EXERCISE INPUTS:
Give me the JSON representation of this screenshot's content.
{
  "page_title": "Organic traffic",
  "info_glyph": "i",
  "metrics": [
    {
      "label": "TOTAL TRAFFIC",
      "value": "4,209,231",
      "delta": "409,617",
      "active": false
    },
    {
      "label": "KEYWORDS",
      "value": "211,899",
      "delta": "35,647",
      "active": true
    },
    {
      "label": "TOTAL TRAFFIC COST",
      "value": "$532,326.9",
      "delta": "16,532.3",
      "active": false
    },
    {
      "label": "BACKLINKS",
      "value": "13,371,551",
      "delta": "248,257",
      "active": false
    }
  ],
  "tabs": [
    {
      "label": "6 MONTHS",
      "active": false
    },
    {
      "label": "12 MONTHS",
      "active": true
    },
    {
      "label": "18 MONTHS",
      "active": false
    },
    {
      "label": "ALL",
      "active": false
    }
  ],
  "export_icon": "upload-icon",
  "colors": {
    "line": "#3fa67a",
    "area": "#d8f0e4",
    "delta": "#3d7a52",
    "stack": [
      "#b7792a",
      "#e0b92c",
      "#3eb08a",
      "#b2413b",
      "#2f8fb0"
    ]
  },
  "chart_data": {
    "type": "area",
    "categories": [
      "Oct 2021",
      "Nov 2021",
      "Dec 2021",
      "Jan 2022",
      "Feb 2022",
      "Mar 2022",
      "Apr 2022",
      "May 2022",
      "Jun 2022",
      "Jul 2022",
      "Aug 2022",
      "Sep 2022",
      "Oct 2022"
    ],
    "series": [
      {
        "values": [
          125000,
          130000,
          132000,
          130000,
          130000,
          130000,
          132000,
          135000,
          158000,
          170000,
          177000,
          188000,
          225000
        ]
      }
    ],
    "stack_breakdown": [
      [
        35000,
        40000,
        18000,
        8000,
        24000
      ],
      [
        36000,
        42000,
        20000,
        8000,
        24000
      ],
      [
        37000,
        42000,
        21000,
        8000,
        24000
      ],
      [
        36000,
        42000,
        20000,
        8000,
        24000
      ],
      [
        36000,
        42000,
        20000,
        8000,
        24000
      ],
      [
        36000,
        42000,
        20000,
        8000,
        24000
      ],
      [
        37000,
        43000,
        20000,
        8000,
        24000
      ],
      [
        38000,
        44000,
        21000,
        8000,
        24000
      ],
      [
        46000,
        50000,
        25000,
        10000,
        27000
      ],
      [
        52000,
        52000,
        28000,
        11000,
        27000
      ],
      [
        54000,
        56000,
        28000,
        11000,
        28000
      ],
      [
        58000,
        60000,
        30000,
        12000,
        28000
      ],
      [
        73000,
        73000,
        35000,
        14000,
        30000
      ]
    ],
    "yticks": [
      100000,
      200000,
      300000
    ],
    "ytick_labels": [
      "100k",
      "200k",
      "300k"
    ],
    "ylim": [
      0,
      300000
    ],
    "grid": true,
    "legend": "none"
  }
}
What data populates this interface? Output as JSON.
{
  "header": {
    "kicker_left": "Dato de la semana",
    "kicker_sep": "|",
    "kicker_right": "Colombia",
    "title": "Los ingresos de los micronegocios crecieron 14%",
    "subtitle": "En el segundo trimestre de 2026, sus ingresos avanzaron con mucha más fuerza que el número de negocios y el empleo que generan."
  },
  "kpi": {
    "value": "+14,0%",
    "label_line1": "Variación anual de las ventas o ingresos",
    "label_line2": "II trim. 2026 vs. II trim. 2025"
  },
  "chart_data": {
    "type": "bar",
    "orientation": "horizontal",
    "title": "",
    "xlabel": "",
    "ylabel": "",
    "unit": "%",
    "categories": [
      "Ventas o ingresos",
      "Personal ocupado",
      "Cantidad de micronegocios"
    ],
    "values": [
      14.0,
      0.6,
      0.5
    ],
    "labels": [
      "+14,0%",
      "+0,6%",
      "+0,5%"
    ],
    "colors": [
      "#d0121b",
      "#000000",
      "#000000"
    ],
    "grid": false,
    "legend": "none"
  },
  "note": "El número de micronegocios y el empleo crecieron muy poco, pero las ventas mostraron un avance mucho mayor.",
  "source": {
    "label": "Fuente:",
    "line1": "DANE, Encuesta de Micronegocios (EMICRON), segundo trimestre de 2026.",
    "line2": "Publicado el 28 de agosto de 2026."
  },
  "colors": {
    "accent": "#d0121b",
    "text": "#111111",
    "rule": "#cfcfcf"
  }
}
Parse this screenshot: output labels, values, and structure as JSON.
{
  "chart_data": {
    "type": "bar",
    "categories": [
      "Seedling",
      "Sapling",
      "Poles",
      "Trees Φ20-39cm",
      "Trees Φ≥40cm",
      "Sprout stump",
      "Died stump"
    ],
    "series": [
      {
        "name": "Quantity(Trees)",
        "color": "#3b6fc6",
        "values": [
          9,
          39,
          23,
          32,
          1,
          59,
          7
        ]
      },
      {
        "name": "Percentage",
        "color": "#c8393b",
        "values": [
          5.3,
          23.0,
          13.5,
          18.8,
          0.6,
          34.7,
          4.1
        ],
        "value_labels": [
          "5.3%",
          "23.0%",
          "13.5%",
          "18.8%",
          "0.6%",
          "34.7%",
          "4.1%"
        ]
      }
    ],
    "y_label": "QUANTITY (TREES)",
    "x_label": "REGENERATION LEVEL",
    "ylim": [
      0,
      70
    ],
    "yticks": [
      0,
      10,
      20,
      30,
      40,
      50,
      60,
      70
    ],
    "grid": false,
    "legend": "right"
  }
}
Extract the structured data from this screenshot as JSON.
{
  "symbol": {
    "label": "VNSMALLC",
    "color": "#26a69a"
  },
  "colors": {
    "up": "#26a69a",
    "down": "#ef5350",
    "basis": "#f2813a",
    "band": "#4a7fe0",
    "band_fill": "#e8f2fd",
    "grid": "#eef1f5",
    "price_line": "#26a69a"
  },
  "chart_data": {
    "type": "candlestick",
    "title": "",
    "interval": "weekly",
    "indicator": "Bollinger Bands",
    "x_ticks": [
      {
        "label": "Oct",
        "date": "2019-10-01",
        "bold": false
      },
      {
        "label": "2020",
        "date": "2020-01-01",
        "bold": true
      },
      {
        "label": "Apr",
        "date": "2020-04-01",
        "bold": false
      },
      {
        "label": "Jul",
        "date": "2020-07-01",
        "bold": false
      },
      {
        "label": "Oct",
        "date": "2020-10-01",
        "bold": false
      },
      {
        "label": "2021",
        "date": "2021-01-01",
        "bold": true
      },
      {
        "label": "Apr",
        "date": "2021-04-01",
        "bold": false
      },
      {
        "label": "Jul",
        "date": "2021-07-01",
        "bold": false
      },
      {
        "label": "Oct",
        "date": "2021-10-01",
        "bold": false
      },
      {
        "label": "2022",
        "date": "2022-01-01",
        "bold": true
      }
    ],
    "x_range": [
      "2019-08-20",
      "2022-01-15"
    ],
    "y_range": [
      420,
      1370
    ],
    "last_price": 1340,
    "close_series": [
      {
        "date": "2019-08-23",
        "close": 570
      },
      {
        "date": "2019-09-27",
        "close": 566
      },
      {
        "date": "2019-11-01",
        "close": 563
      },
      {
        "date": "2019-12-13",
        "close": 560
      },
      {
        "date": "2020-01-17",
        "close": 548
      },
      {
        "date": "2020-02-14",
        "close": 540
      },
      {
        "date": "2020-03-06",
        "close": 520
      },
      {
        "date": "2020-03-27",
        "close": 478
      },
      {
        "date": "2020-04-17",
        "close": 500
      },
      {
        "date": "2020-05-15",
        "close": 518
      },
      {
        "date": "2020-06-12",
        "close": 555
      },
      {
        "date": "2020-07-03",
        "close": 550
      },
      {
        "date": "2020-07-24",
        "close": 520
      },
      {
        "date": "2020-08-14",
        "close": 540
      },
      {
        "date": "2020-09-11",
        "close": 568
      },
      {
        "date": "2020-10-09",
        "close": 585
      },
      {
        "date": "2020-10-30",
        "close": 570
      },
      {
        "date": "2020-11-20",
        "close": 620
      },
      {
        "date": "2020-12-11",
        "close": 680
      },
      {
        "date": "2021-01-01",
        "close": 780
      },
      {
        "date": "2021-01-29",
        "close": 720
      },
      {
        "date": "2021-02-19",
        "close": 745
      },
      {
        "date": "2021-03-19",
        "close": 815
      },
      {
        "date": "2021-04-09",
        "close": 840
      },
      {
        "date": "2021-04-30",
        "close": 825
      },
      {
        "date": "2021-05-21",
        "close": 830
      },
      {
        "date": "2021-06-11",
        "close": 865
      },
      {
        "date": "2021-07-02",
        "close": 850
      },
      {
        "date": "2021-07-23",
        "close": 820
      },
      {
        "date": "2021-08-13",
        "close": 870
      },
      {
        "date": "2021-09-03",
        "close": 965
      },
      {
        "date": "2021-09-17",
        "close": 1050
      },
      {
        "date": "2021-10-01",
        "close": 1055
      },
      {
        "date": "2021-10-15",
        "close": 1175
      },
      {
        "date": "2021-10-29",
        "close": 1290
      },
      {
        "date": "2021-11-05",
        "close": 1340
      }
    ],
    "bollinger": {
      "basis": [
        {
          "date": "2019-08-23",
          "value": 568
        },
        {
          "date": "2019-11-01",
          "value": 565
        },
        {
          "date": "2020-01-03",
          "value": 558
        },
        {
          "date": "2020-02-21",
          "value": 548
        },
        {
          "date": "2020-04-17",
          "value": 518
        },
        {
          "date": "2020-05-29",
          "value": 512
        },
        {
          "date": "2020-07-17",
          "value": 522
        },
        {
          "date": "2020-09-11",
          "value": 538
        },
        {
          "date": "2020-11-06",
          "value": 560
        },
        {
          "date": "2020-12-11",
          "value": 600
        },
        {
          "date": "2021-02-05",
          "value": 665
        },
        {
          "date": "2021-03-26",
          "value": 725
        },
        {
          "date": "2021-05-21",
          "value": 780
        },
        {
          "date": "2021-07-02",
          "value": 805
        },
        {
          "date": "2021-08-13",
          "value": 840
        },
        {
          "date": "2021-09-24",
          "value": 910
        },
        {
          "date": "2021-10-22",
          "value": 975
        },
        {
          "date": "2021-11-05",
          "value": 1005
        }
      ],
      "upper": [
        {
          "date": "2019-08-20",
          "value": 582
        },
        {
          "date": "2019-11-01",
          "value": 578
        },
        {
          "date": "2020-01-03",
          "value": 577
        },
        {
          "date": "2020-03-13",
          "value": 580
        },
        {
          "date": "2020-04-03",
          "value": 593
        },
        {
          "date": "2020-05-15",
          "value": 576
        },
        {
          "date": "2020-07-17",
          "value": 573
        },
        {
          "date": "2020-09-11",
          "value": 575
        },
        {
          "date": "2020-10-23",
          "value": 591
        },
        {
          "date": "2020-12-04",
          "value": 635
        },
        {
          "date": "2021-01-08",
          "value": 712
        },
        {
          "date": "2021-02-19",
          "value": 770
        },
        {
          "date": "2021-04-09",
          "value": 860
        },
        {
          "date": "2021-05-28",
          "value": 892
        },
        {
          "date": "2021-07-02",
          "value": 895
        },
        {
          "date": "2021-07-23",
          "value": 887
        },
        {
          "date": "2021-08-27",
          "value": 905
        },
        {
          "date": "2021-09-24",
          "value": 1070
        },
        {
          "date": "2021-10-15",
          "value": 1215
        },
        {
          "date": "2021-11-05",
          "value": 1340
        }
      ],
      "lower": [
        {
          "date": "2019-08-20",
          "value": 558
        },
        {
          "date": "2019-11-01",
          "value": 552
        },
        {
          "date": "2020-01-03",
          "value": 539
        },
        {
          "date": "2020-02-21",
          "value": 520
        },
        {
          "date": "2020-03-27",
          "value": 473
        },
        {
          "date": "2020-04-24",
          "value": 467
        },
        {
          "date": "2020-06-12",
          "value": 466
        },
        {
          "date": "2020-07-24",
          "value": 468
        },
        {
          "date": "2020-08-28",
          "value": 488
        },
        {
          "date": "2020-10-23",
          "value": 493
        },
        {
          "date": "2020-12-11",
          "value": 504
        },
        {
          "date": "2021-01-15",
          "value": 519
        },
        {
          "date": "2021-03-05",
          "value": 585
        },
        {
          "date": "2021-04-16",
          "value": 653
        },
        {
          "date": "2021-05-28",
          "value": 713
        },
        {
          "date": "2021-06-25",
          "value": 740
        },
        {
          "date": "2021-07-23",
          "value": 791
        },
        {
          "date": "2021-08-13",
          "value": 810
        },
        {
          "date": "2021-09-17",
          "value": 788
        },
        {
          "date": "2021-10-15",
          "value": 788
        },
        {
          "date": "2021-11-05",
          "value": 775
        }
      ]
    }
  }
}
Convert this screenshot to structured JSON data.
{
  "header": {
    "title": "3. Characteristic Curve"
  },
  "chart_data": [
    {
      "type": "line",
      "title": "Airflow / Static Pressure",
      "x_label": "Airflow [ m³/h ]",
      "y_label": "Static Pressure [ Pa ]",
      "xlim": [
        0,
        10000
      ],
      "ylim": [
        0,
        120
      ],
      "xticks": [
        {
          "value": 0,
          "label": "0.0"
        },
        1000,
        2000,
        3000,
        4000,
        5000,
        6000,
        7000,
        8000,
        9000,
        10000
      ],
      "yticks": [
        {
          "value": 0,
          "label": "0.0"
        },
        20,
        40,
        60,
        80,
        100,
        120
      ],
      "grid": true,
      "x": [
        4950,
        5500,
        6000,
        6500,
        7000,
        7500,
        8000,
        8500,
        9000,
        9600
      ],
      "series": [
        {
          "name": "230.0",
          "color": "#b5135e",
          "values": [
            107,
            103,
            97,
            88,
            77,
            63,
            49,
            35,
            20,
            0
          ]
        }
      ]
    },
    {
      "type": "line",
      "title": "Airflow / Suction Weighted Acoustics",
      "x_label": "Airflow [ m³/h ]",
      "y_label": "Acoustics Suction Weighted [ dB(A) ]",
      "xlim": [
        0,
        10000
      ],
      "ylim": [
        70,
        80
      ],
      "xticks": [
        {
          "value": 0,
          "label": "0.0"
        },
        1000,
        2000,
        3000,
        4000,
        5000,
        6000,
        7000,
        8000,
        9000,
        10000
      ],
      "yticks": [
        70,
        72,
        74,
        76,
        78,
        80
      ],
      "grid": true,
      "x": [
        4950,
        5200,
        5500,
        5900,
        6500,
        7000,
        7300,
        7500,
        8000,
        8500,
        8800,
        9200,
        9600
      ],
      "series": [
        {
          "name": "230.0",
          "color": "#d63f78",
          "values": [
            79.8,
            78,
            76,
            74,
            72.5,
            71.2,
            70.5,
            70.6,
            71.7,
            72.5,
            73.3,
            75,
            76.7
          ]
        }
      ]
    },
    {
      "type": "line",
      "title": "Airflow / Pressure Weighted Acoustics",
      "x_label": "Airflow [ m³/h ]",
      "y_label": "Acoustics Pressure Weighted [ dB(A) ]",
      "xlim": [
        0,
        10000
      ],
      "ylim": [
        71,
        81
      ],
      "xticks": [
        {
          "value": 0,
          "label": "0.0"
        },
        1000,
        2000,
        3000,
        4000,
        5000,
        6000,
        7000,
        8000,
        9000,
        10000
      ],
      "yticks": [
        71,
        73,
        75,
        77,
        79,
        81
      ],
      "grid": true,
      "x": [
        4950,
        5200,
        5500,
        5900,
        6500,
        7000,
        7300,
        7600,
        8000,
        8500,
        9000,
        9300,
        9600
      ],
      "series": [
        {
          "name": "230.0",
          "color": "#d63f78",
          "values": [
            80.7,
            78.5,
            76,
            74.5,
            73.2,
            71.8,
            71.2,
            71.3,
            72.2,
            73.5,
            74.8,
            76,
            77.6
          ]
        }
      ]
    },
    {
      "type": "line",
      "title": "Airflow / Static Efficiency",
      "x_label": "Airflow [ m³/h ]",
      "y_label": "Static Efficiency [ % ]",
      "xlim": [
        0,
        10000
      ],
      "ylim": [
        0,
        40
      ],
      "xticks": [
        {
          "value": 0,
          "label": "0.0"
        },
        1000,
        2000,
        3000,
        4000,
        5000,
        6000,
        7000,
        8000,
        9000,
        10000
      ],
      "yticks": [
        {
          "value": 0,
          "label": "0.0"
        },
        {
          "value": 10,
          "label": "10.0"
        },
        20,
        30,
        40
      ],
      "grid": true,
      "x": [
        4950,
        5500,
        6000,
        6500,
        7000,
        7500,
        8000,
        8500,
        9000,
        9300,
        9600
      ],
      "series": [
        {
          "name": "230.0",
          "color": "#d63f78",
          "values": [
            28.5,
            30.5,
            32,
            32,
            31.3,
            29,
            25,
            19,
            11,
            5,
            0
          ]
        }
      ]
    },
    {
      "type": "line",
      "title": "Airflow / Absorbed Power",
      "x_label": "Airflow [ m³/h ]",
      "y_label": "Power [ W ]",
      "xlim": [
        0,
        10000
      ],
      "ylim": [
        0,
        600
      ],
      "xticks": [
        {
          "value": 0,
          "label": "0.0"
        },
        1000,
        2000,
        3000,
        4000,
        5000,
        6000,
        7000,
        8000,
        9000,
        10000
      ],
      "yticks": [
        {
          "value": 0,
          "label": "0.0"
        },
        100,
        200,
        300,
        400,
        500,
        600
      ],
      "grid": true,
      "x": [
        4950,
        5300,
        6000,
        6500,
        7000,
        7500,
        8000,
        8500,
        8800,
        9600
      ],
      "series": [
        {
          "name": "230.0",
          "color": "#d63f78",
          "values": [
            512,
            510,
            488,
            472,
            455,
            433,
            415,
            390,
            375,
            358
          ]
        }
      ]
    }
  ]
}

EXERCISE BRIEF: Make a tally of the lines in this data that include the string "Power", and answer with that tally alone.

EXERCISE RESULT: 2